* BEGIN DATA SECTION *

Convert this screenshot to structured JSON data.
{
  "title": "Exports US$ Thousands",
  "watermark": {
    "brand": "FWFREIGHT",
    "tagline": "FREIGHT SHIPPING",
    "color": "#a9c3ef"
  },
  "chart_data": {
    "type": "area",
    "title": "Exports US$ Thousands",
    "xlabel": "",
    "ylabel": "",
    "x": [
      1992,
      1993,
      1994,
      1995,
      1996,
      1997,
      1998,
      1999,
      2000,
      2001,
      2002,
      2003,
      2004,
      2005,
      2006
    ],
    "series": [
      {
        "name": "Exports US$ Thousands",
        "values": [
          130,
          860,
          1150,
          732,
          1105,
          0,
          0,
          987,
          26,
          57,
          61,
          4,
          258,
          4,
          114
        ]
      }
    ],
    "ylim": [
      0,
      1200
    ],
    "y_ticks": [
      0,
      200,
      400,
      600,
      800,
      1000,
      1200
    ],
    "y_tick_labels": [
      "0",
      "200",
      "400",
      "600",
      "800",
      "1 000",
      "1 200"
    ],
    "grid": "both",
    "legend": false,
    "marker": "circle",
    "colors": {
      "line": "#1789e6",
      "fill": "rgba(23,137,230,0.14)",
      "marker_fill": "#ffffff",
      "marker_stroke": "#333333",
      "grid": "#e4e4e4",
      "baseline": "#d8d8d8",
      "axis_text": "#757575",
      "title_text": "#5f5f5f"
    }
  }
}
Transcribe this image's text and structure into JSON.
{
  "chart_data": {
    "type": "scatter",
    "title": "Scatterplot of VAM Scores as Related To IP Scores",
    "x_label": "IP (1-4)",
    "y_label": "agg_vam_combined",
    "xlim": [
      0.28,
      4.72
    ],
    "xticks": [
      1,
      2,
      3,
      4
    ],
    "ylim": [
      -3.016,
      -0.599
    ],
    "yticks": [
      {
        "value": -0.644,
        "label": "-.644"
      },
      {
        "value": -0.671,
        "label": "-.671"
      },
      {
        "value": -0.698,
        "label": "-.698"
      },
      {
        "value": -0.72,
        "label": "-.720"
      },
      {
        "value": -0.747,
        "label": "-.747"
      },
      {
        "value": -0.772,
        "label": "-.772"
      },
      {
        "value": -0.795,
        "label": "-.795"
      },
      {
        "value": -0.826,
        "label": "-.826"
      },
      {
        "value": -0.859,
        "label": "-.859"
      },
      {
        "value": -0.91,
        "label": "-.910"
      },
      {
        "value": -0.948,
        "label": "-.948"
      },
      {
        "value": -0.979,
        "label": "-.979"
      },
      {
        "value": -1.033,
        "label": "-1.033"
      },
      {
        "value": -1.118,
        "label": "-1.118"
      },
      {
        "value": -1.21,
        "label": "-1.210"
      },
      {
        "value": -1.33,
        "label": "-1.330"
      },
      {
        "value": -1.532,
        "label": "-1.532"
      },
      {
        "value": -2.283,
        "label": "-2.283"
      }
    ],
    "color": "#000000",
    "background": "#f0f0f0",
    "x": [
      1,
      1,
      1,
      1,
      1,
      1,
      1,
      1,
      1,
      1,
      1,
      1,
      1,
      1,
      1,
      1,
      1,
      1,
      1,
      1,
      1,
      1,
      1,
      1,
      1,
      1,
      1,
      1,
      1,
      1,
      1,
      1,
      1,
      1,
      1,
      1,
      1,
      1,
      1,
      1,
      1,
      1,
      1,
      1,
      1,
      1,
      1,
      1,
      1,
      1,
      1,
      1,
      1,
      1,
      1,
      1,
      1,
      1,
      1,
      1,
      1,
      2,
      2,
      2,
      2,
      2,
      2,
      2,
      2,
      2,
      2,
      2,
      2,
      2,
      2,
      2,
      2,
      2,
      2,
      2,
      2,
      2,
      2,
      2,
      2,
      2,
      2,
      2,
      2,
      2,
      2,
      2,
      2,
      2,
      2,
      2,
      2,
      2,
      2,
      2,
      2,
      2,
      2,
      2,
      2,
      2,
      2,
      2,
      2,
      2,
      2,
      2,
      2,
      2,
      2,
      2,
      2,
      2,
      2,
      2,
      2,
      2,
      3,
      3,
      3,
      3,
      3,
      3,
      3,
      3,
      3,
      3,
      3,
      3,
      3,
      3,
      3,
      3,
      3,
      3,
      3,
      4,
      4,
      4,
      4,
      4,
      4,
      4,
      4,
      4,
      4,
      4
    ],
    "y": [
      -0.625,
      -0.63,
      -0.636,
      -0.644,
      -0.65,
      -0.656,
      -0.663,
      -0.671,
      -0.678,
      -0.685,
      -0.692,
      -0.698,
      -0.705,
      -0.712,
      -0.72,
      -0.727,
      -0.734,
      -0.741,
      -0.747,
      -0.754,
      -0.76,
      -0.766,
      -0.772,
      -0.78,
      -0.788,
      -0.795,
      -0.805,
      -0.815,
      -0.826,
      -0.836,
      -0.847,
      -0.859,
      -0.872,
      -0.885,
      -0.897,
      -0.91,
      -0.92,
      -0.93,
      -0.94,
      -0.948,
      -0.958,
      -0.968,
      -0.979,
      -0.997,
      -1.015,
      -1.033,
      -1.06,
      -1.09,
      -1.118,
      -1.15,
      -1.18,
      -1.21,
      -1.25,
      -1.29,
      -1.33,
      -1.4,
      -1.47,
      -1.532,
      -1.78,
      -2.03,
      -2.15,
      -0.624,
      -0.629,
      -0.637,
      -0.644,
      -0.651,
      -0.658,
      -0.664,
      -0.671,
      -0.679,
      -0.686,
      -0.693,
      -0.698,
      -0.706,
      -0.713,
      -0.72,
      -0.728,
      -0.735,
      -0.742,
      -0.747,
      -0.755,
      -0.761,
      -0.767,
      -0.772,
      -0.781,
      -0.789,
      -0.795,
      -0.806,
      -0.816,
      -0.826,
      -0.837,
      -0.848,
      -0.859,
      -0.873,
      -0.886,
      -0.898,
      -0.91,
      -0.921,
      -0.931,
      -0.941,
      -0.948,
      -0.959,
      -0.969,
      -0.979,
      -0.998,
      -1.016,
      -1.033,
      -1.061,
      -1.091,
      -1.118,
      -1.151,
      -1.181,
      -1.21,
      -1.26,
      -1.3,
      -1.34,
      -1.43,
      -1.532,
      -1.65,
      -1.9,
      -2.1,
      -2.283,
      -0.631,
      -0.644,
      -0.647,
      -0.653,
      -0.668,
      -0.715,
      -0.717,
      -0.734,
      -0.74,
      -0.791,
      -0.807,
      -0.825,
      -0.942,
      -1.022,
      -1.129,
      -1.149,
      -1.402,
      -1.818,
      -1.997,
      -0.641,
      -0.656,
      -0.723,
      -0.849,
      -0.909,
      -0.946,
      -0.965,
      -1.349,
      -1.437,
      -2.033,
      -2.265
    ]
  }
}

* END DATA SECTION *

**AIM OF THE EXERCISE:** Report the number of lines in the entries above that include the word "Thousands" and add nothing to it.

**ANSWER TO THE TASK:** 3